▶ **AIM**
Transcribe every entry below word for word, but skip the pictures.

## BEGIN DATA LINES

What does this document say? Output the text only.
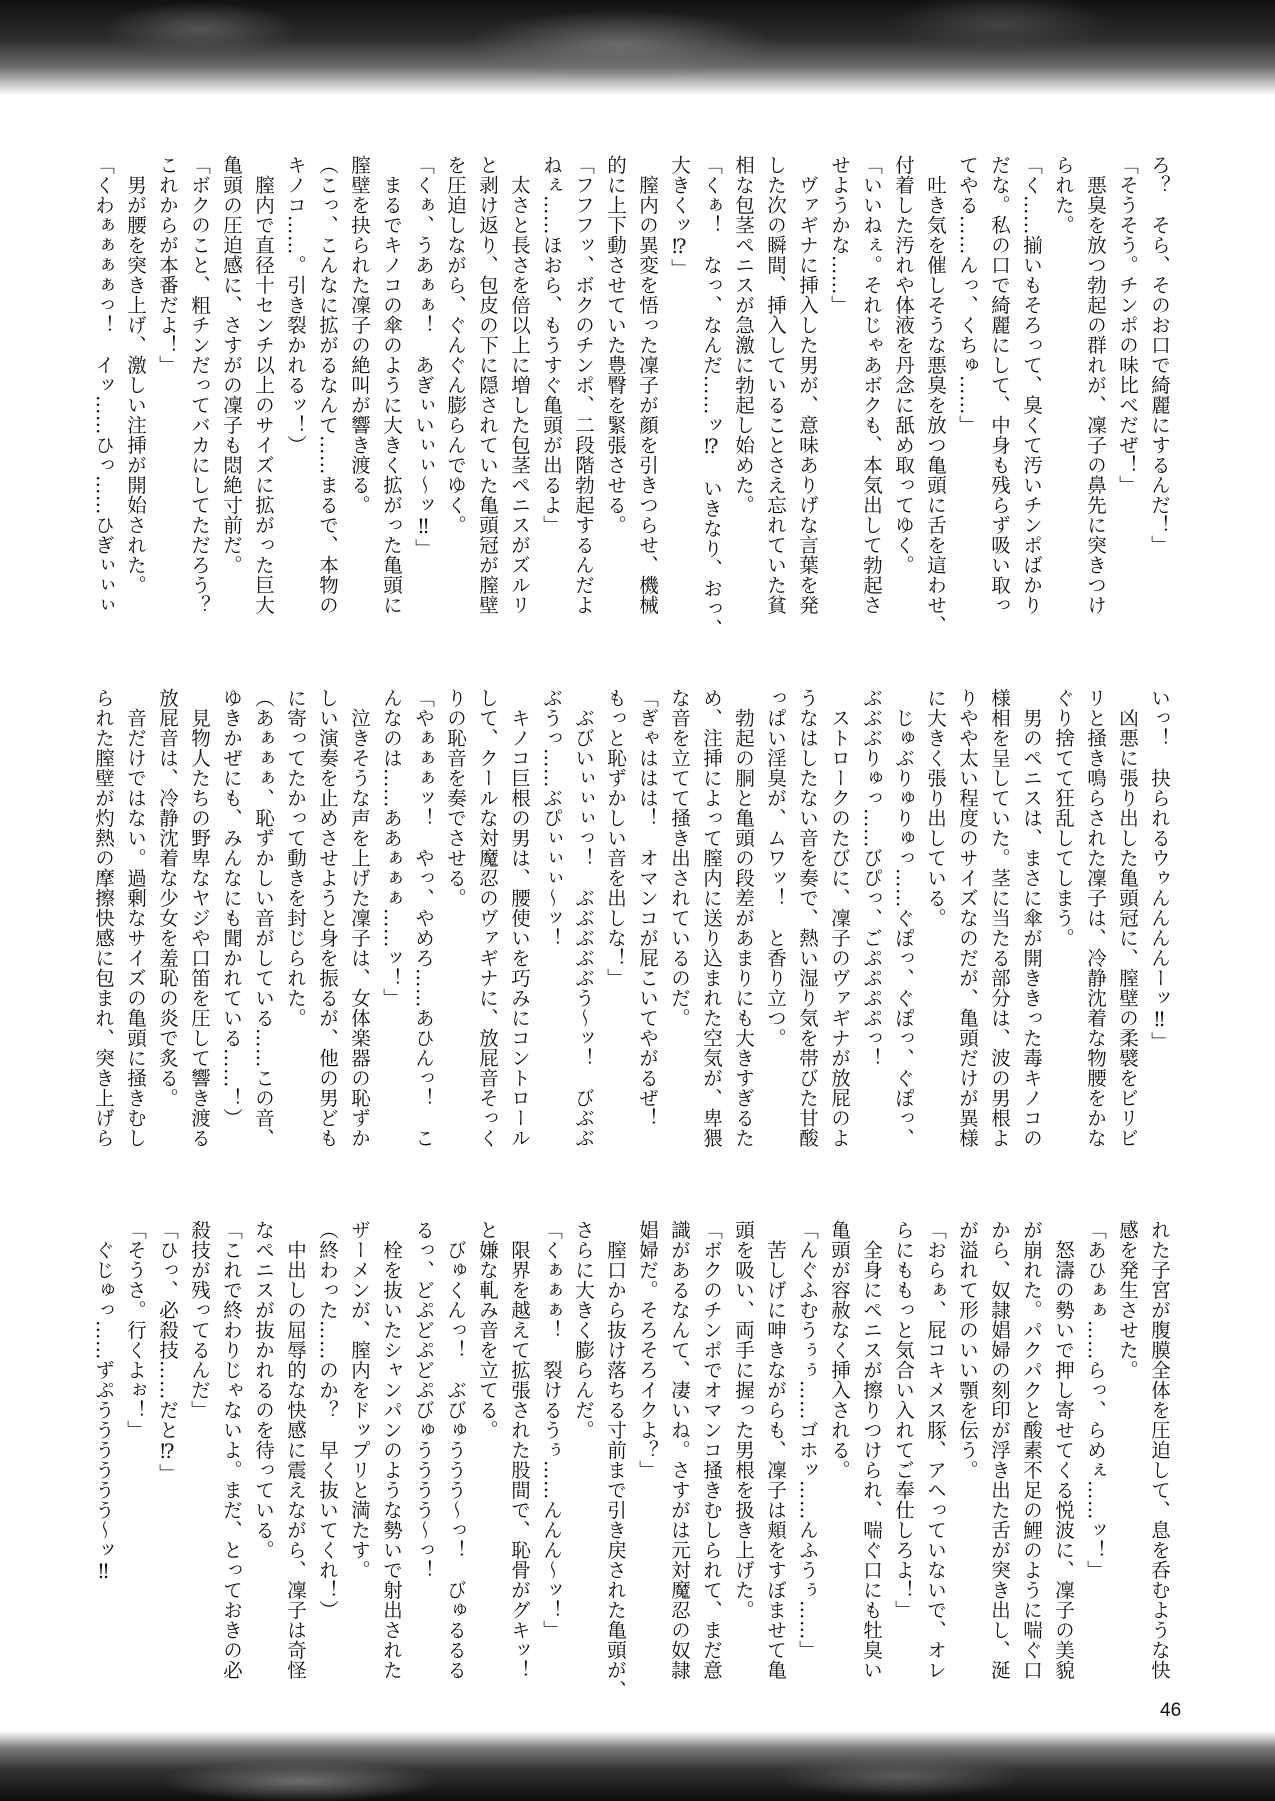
ろ？　そら、そのお口で綺麗にするんだ！」

「そうそう。チンポの味比べだぜ！」

　悪臭を放つ勃起の群れが、凜子の鼻先に突きつけ

られた。

「く……揃いもそろって、臭くて汚いチンポばかり

だな。私の口で綺麗にして、中身も残らず吸い取っ

てやる……んっ、くちゅ……」

　吐き気を催しそうな悪臭を放つ亀頭に舌を這わせ、

付着した汚れや体液を丹念に舐め取ってゆく。

「いいねぇ。それじゃあボクも、本気出して勃起さ

せようかな……」

　ヴァギナに挿入した男が、意味ありげな言葉を発

した次の瞬間、挿入していることさえ忘れていた貧

相な包茎ペニスが急激に勃起し始めた。

「くぁ！　なっ、なんだ……ッ⁉　いきなり、おっ、

大きくッ⁉」

　膣内の異変を悟った凜子が顔を引きつらせ、機械

的に上下動させていた豊臀を緊張させる。

「フフフッ、ボクのチンポ、二段階勃起するんだよ

ねぇ……ほおら、もうすぐ亀頭が出るよ」

　太さと長さを倍以上に増した包茎ペニスがズルリ

と剥け返り、包皮の下に隠されていた亀頭冠が膣壁

を圧迫しながら、ぐんぐん膨らんでゆく。

「くぁ、うあぁぁ！　あぎぃいぃぃ～ッ‼」

　まるでキノコの傘のように大きく拡がった亀頭に

膣壁を抉られた凜子の絶叫が響き渡る。

（こっ、こんなに拡がるなんて……まるで、本物の

キノコ……。引き裂かれるッ！）

　膣内で直径十センチ以上のサイズに拡がった巨大

亀頭の圧迫感に、さすがの凜子も悶絶寸前だ。

「ボクのこと、粗チンだってバカにしてただろう？

これからが本番だよ！」

　男が腰を突き上げ、激しい注挿が開始された。

「くわぁぁぁぁっ！　イッ……ひっ……ひぎぃぃぃ

いっ！　抉られるウゥんんんんーッ‼」

　凶悪に張り出した亀頭冠に、膣壁の柔襞をビリビ

リと掻き鳴らされた凜子は、冷静沈着な物腰をかな

ぐり捨てて狂乱してしまう。

　男のペニスは、まさに傘が開ききった毒キノコの

様相を呈していた。茎に当たる部分は、波の男根よ

りやや太い程度のサイズなのだが、亀頭だけが異様

に大きく張り出している。

　じゅぶりゅりゅっ……ぐぽっ、ぐぽっ、ぐぽっ、

ぶぶぶりゅっ……びぴっ、ごぷぷぷぷっ！

　ストロークのたびに、凜子のヴァギナが放屁のよ

うなはしたない音を奏で、熱い湿り気を帯びた甘酸

っぱい淫臭が、ムワッ！　と香り立つ。

　勃起の胴と亀頭の段差があまりにも大きすぎるた

め、注挿によって膣内に送り込まれた空気が、卑猥

な音を立てて掻き出されているのだ。

「ぎゃははは！　オマンコが屁こいてやがるぜ！

もっと恥ずかしい音を出しな！」

　ぶびいぃぃぃっ！　ぶぶぶぶぶう～ッ！　びぶぶ

ぶうっ……ぶぴぃぃぃ～ッ！

　キノコ巨根の男は、腰使いを巧みにコントロール

して、クールな対魔忍のヴァギナに、放屁音そっく

りの恥音を奏でさせる。

「やぁぁぁッ！　やっ、やめろ……あひんっ！　こ

んなのは……ああぁぁぁ……ッ！」

　泣きそうな声を上げた凜子は、女体楽器の恥ずか

しい演奏を止めさせようと身を振るが、他の男ども

に寄ってたかって動きを封じられた。

（あぁぁぁ、恥ずかしい音がしている……この音、

ゆきかぜにも、みんなにも聞かれている……！）

　見物人たちの野卑なヤジや口笛を圧して響き渡る

放屁音は、冷静沈着な少女を羞恥の炎で炙る。

　音だけではない。過剰なサイズの亀頭に掻きむし

られた膣壁が灼熱の摩擦快感に包まれ、突き上げら

れた子宮が腹膜全体を圧迫して、息を呑むような快

感を発生させた。

「あひぁぁ……らっ、らめぇ……ッ！」

　怒濤の勢いで押し寄せてくる悦波に、凜子の美貌

が崩れた。パクパクと酸素不足の鯉のように喘ぐ口

から、奴隷娼婦の刻印が浮き出た舌が突き出し、涎

が溢れて形のいい顎を伝う。

「おらぁ、屁コキメス豚、アヘっていないで、オレ

らにももっと気合い入れてご奉仕しろよ！」

　全身にペニスが擦りつけられ、喘ぐ口にも牡臭い

亀頭が容赦なく挿入される。

「んぐふむうぅぅ……ゴホッ……んふうぅ……」

　苦しげに呻きながらも、凜子は頬をすぼませて亀

頭を吸い、両手に握った男根を扱き上げた。

「ボクのチンポでオマンコ掻きむしられて、まだ意

識があるなんて、凄いね。さすがは元対魔忍の奴隷

娼婦だ。そろそろイクよ？」

　膣口から抜け落ちる寸前まで引き戻された亀頭が、

さらに大きく膨らんだ。

「くぁぁぁ！　裂けるうぅ……んんん～ッ！」

　限界を越えて拡張された股間で、恥骨がグキッ！

と嫌な軋み音を立てる。

　びゅくんっ！　ぶびゅううう～っ！　びゅるるる

るっ、どぷどぷどぷびゅうううう～っ！

　栓を抜いたシャンパンのような勢いで射出された

ザーメンが、膣内をドップリと満たす。

（終わった……のか？　早く抜いてくれ！）

　中出しの屈辱的な快感に震えながら、凜子は奇怪

なペニスが抜かれるのを待っている。

「これで終わりじゃないよ。まだ、とっておきの必

殺技が残ってるんだ」

「ひっ、必殺技……だと⁉」

「そうさ。行くよぉ！」

　ぐじゅっ……ずぷうううううう～ッ‼

46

## END DATA LINES

▶ **RESPONSE TO THIS EXERCISE**
What does this document say? Output the text only.
ろ？　そら、そのお口で綺麗にするんだ！」

「そうそう。チンポの味比べだぜ！」

　悪臭を放つ勃起の群れが、凜子の鼻先に突きつけ

られた。

「く……揃いもそろって、臭くて汚いチンポばかり

だな。私の口で綺麗にして、中身も残らず吸い取っ

てやる……んっ、くちゅ……」

　吐き気を催しそうな悪臭を放つ亀頭に舌を這わせ、

付着した汚れや体液を丹念に舐め取ってゆく。

「いいねぇ。それじゃあボクも、本気出して勃起さ

せようかな……」

　ヴァギナに挿入した男が、意味ありげな言葉を発

した次の瞬間、挿入していることさえ忘れていた貧

相な包茎ペニスが急激に勃起し始めた。

「くぁ！　なっ、なんだ……ッ⁉　いきなり、おっ、

大きくッ⁉」

　膣内の異変を悟った凜子が顔を引きつらせ、機械

的に上下動させていた豊臀を緊張させる。

「フフフッ、ボクのチンポ、二段階勃起するんだよ

ねぇ……ほおら、もうすぐ亀頭が出るよ」

　太さと長さを倍以上に増した包茎ペニスがズルリ

と剥け返り、包皮の下に隠されていた亀頭冠が膣壁

を圧迫しながら、ぐんぐん膨らんでゆく。

「くぁ、うあぁぁ！　あぎぃいぃぃ～ッ‼」

　まるでキノコの傘のように大きく拡がった亀頭に

膣壁を抉られた凜子の絶叫が響き渡る。

（こっ、こんなに拡がるなんて……まるで、本物の

キノコ……。引き裂かれるッ！）

　膣内で直径十センチ以上のサイズに拡がった巨大

亀頭の圧迫感に、さすがの凜子も悶絶寸前だ。

「ボクのこと、粗チンだってバカにしてただろう？

これからが本番だよ！」

　男が腰を突き上げ、激しい注挿が開始された。

「くわぁぁぁぁっ！　イッ……ひっ……ひぎぃぃぃ

いっ！　抉られるウゥんんんんーッ‼」

　凶悪に張り出した亀頭冠に、膣壁の柔襞をビリビ

リと掻き鳴らされた凜子は、冷静沈着な物腰をかな

ぐり捨てて狂乱してしまう。

　男のペニスは、まさに傘が開ききった毒キノコの

様相を呈していた。茎に当たる部分は、波の男根よ

りやや太い程度のサイズなのだが、亀頭だけが異様

に大きく張り出している。

　じゅぶりゅりゅっ……ぐぽっ、ぐぽっ、ぐぽっ、

ぶぶぶりゅっ……びぴっ、ごぷぷぷぷっ！

　ストロークのたびに、凜子のヴァギナが放屁のよ

うなはしたない音を奏で、熱い湿り気を帯びた甘酸

っぱい淫臭が、ムワッ！　と香り立つ。

　勃起の胴と亀頭の段差があまりにも大きすぎるた

め、注挿によって膣内に送り込まれた空気が、卑猥

な音を立てて掻き出されているのだ。

「ぎゃははは！　オマンコが屁こいてやがるぜ！

もっと恥ずかしい音を出しな！」

　ぶびいぃぃぃっ！　ぶぶぶぶぶう～ッ！　びぶぶ

ぶうっ……ぶぴぃぃぃ～ッ！

　キノコ巨根の男は、腰使いを巧みにコントロール

して、クールな対魔忍のヴァギナに、放屁音そっく

りの恥音を奏でさせる。

「やぁぁぁッ！　やっ、やめろ……あひんっ！　こ

んなのは……ああぁぁぁ……ッ！」

　泣きそうな声を上げた凜子は、女体楽器の恥ずか

しい演奏を止めさせようと身を振るが、他の男ども

に寄ってたかって動きを封じられた。

（あぁぁぁ、恥ずかしい音がしている……この音、

ゆきかぜにも、みんなにも聞かれている……！）

　見物人たちの野卑なヤジや口笛を圧して響き渡る

放屁音は、冷静沈着な少女を羞恥の炎で炙る。

　音だけではない。過剰なサイズの亀頭に掻きむし

られた膣壁が灼熱の摩擦快感に包まれ、突き上げら

れた子宮が腹膜全体を圧迫して、息を呑むような快

感を発生させた。

「あひぁぁ……らっ、らめぇ……ッ！」

　怒濤の勢いで押し寄せてくる悦波に、凜子の美貌

が崩れた。パクパクと酸素不足の鯉のように喘ぐ口

から、奴隷娼婦の刻印が浮き出た舌が突き出し、涎

が溢れて形のいい顎を伝う。

「おらぁ、屁コキメス豚、アヘっていないで、オレ

らにももっと気合い入れてご奉仕しろよ！」

　全身にペニスが擦りつけられ、喘ぐ口にも牡臭い

亀頭が容赦なく挿入される。

「んぐふむうぅぅ……ゴホッ……んふうぅ……」

　苦しげに呻きながらも、凜子は頬をすぼませて亀

頭を吸い、両手に握った男根を扱き上げた。

「ボクのチンポでオマンコ掻きむしられて、まだ意

識があるなんて、凄いね。さすがは元対魔忍の奴隷

娼婦だ。そろそろイクよ？」

　膣口から抜け落ちる寸前まで引き戻された亀頭が、

さらに大きく膨らんだ。

「くぁぁぁ！　裂けるうぅ……んんん～ッ！」

　限界を越えて拡張された股間で、恥骨がグキッ！

と嫌な軋み音を立てる。

　びゅくんっ！　ぶびゅううう～っ！　びゅるるる

るっ、どぷどぷどぷびゅうううう～っ！

　栓を抜いたシャンパンのような勢いで射出された

ザーメンが、膣内をドップリと満たす。

（終わった……のか？　早く抜いてくれ！）

　中出しの屈辱的な快感に震えながら、凜子は奇怪

なペニスが抜かれるのを待っている。

「これで終わりじゃないよ。まだ、とっておきの必

殺技が残ってるんだ」

「ひっ、必殺技……だと⁉」

「そうさ。行くよぉ！」

　ぐじゅっ……ずぷうううううう～ッ‼

46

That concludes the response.